*** ТЕКСТ ДЛЯ ЧТЕНИЯ ***

К тому времени Вила–Лобос был автором значительного ряда произведений, среди них симфонические поэмы «Амазонас», «Уйрапуру» (1917) связанные с индейской тематикой, они отличались особой оркестровой красочностью, передающей колоритные картины природы Бразилии (впоследствии это сочинение легло в основу киномузыки к голливудскому фильму «Зеленые поместья» с участием известной американской звезды Одри Хепберн, события которого происходят в индейской сельве).

vl_hepbern11_01

Рисунок 1. С Одри Хепберн. 1950-е годы.

Но Вила–Лобос всегда ощущал и неразрывную связь с европейской историей и культурой. Так возник его цикл симфоний, посвященных Первой мировой войне (1920): III симфония – «Война», IV – «Мир», V – «Победа», с участием хора (раньше были написаны I симфонии – «Неожиданность», II –«Воспоминание», обе 1916 год). Здесь композитор обращается к слуховому опыту слушателя, используя темы-символы, которые «подсказывают» ему сюжет происходящего (в отдельных фрагментах угадываются австро-немецкие цитаты: звучат грозные «вагнеровские» аккорды, в симфонию «Победа» включен мотив «Марсельезы»). Мелодически разнообразные симфонии отличаются яркостью, выразительностью инструментальных тембров, динамичным развитием оркестровых голосов, импульсивными темповыми характеристиками, смелыми гармоническими решениями. Этот цикл стал первым в Бразилии масштабным подходом к симфоническому жанру.

***

ЗАДАНИЯ ::
1. Перечислите все симфонии, упомянутые в тексте о Вила–Лобосе, указав номер и название каждой.
2. Какой мотив, согласно тексту о Вила–Лобосе, включен в симфонию «Победа»?

*** ИСХОДНЫЕ ДАННЫЕ ***

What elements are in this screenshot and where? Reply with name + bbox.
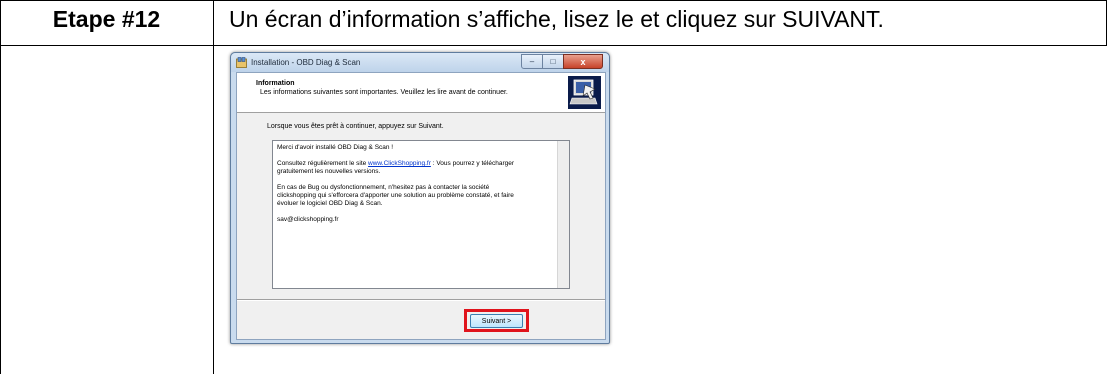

***

ОТВЕТЫ К ЗАДАНИЯМ ::
1. I симфония «Неожиданность», II симфония «Воспоминание», III симфония «Война», IV симфония «Мир», V симфония «Победа».

2. Мотив «Марсельезы».